■ **GOAL OF THE EXERCISE**
Your task is to output the data exactly as it stands.

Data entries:
####################

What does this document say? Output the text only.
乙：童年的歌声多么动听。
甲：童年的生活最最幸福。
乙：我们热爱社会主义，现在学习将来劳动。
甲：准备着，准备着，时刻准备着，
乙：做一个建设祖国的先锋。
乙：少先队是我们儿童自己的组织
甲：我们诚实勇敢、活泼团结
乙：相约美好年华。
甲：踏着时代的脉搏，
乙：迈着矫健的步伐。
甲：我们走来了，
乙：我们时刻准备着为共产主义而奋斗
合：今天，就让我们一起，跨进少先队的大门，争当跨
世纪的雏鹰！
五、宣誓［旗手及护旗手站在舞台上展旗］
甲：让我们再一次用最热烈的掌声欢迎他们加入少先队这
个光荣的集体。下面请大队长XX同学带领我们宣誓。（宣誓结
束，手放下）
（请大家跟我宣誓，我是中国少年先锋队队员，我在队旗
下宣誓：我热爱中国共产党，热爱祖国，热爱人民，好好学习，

####################

■ **EXERCISE ANSWER**
What does this document say? Output the text only.
乙：童年的歌声多么动听。
甲：童年的生活最最幸福。
乙：我们热爱社会主义，现在学习将来劳动。
甲：准备着，准备着，时刻准备着，
乙：做一个建设祖国的先锋。
乙：少先队是我们儿童自己的组织
甲：我们诚实勇敢、活泼团结
乙：相约美好年华。
甲：踏着时代的脉搏，
乙：迈着矫健的步伐。
甲：我们走来了，
乙：我们时刻准备着为共产主义而奋斗
合：今天，就让我们一起，跨进少先队的大门，争当跨
世纪的雏鹰！
五、宣誓［旗手及护旗手站在舞台上展旗］
甲：让我们再一次用最热烈的掌声欢迎他们加入少先队这
个光荣的集体。下面请大队长XX同学带领我们宣誓。（宣誓结
束，手放下）
（请大家跟我宣誓，我是中国少年先锋队队员，我在队旗
下宣誓：我热爱中国共产党，热爱祖国，热爱人民，好好学习，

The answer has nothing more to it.